[TEXTO DE ORIGEM]

13/10/2025
Era uma segunda-feira, 13 de outubro de 1997, quando a advocacia deixou de ser apenas parte da minha convivência familiar e passou a ser também o meu caminho. Comecei ajudando no escritório do meu pai, Antônio Carlos Guadelupe, exercendo as funções de secretário, de office boy, de copeiro — mas com o coração cheio de orgulho por estar ao lado de quem sempre foi meu maior exemplo.
Mas, na verdade, meu contato com a advocacia começou muito antes. Cresci ouvindo as conversas, as histórias e os desafios que vinham da mesa do meu pai. O som das máquinas de escrever, o cheiro dos processos e o respeito com que ele tratava cada cliente moldaram em mim, desde cedo, o amor por essa profissão.
Meu pai, meu eterno exemplo e mestre, já não está mais entre nós, mas a sua presença permanece viva em cada causa que assumo, em cada cliente que confia no meu trabalho e em cada palavra que escrevo.
Foi ele quem me ensinou que o advogado precisa ter a alma inquieta diante da injustiça e o coração sereno diante da lei.

[/TEXTO DE ORIGEM]

• [EXERCÍCIOS]:
1: Reescreva o relato sobre a advocacia de "Meu pai, meu" até "diante da lei.", inclusive, trocando "mestre" por "professor".
2: Dê continuidade ao relato sobre a advocacia a partir da última frase apresentada.

[MATERIAL APRESENTADO]

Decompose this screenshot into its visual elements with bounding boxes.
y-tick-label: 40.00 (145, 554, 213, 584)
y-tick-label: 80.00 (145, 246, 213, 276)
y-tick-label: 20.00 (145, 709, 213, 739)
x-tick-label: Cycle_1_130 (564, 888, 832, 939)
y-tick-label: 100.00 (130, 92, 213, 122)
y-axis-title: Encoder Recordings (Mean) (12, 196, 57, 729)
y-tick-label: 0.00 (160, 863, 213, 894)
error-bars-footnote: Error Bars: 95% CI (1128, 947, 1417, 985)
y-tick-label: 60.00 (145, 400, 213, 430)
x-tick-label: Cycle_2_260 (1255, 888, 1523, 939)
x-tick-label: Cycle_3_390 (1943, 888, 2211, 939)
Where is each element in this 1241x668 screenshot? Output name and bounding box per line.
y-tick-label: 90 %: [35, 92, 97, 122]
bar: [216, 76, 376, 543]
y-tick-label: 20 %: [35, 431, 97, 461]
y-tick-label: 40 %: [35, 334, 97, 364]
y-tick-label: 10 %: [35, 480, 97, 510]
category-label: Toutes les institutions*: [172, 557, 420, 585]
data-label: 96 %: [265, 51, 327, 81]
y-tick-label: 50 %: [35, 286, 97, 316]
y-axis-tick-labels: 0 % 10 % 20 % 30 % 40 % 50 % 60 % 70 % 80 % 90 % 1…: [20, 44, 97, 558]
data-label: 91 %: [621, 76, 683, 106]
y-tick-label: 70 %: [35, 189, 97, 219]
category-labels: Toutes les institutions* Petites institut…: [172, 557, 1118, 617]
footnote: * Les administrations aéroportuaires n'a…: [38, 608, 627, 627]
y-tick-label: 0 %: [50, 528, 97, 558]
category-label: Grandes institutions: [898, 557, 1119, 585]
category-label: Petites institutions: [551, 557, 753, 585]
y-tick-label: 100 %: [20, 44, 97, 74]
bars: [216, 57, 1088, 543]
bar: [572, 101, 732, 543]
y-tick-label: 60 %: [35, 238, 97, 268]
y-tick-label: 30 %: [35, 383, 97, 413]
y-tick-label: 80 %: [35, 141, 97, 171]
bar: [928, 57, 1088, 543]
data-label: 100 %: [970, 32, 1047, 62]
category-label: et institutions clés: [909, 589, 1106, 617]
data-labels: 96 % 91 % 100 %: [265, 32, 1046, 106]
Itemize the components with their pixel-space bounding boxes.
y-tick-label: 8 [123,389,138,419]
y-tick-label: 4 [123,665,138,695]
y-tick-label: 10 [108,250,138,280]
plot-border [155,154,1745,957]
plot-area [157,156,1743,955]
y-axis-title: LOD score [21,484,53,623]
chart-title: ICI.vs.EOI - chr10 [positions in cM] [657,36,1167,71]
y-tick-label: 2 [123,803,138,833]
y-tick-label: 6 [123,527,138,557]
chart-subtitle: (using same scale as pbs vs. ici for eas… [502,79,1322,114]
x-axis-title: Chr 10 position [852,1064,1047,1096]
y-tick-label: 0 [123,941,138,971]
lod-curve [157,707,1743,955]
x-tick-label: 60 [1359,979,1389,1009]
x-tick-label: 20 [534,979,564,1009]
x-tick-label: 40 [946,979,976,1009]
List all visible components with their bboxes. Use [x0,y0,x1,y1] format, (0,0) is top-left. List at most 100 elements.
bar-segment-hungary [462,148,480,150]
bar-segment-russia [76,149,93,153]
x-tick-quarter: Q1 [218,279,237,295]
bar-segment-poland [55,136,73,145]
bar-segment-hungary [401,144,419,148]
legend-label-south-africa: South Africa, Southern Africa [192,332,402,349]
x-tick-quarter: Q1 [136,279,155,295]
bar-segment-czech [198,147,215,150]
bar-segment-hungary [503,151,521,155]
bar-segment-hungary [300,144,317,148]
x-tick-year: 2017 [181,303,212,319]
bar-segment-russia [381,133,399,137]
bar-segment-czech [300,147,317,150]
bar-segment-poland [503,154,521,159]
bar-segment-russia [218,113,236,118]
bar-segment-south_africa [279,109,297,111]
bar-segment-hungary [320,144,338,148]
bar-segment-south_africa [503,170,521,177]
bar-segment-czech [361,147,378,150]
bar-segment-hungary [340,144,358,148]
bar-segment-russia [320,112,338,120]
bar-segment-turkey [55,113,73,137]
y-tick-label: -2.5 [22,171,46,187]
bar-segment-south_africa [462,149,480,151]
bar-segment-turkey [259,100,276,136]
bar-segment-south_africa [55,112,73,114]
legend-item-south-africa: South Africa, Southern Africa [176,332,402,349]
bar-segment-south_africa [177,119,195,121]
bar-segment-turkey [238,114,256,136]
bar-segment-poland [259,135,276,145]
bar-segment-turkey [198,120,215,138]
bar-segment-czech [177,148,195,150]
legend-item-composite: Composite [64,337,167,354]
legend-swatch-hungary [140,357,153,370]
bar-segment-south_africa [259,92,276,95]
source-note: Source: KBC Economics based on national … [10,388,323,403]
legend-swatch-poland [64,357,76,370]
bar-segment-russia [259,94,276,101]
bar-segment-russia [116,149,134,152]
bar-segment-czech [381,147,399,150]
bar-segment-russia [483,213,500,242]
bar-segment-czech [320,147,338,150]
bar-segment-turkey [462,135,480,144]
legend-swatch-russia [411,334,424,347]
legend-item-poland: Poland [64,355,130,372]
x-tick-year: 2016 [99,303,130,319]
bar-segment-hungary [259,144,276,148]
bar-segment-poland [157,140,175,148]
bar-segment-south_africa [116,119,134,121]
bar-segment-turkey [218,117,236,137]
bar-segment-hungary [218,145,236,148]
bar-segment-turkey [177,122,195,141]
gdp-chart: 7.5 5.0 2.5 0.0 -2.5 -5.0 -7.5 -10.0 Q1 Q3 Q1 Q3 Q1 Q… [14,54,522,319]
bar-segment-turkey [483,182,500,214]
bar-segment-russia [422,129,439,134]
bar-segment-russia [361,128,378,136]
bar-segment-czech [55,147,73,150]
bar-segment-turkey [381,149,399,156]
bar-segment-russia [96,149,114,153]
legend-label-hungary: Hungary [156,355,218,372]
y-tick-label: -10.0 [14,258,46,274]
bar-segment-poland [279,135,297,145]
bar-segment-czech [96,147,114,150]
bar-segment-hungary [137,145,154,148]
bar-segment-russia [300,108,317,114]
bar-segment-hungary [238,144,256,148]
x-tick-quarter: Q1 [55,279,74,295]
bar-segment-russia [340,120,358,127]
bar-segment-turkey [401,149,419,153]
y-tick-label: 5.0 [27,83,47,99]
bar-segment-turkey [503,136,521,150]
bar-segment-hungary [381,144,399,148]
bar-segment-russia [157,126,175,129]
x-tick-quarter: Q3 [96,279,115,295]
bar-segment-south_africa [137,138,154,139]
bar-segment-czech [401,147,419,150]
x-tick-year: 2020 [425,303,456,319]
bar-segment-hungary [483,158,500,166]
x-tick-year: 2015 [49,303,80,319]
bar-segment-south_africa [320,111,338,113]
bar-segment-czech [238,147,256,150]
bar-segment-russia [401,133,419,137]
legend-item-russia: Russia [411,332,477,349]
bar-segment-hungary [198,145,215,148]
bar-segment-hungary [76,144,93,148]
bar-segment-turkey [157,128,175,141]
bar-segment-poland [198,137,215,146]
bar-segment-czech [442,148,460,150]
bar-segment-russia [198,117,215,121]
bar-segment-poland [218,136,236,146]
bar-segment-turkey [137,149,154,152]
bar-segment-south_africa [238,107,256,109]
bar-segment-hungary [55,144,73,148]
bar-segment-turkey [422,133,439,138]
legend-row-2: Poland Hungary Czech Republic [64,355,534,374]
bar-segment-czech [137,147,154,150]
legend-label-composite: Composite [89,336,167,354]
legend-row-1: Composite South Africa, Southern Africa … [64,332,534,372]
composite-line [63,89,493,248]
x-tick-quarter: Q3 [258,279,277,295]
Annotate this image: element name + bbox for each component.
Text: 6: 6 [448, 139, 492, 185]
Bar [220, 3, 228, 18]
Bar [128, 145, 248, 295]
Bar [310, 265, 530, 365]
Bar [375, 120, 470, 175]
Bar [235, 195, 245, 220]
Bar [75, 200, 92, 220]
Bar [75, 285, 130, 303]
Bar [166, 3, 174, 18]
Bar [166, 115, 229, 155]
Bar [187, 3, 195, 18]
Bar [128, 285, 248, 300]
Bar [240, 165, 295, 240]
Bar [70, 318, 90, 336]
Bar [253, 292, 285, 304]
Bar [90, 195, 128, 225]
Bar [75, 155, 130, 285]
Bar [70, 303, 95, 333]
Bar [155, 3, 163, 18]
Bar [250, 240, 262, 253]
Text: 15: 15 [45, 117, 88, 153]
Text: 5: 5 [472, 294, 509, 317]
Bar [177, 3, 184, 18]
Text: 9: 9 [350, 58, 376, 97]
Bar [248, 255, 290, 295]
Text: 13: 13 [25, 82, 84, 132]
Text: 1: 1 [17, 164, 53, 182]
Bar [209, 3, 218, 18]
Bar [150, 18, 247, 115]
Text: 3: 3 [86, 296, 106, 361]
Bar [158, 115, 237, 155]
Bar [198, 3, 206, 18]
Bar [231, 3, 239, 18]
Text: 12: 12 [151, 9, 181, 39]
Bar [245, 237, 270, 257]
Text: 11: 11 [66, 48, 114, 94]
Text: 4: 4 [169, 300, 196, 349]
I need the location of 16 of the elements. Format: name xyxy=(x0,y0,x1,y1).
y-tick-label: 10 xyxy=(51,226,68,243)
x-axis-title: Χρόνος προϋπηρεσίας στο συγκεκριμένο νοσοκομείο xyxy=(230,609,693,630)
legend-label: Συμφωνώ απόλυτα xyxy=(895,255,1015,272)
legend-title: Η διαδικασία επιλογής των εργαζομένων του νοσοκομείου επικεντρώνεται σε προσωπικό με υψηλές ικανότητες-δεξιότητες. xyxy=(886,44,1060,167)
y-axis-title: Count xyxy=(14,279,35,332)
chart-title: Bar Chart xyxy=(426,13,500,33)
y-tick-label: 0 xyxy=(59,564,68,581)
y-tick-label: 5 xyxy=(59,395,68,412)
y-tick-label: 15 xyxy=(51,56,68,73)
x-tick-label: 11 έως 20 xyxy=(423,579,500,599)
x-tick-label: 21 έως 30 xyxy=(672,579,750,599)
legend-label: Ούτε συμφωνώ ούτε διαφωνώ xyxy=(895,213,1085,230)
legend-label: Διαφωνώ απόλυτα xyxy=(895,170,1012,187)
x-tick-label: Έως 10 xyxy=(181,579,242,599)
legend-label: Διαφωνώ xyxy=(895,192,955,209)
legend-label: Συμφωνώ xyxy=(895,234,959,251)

[/MATERIAL APRESENTADO]

• [RESULTADOS ESPERADOS]:
1:
Meu pai, meu eterno exemplo e professor, já não está mais entre nós, mas a sua presença permanece viva em cada causa que assumo, em cada cliente que confia no meu trabalho e em cada palavra que escrevo.
Foi ele quem me ensinou que o advogado precisa ter a alma inquieta diante da injustiça e o coração sereno diante da lei.

2:
E é por isso que, mesmo após sua partida, continuo sentindo sua voz a me guiar — lembrando-me de que a advocacia é mais do que ofício: é vocação, é missão, é legado.
Hoje, completo 28 anos de trabalho ininterrupto no escritório, embora minha habilitação profissional tenha vindo apenas em 2006, após o fim da graduação a o êxito no exame da Ordem. Foram 28 anos de aprendizado, perseverança e amor a essa nobre profissão — que começou como herança, mas se transformou em propósito de vida.
Hoje, olho para trás e agradeço a Deus, ao meu pai e à advocacia.
Que venham os próximos anos, sempre guiados pela memória, pelo legado e pela inspiração daquele que me ensinou a amar a advocacia.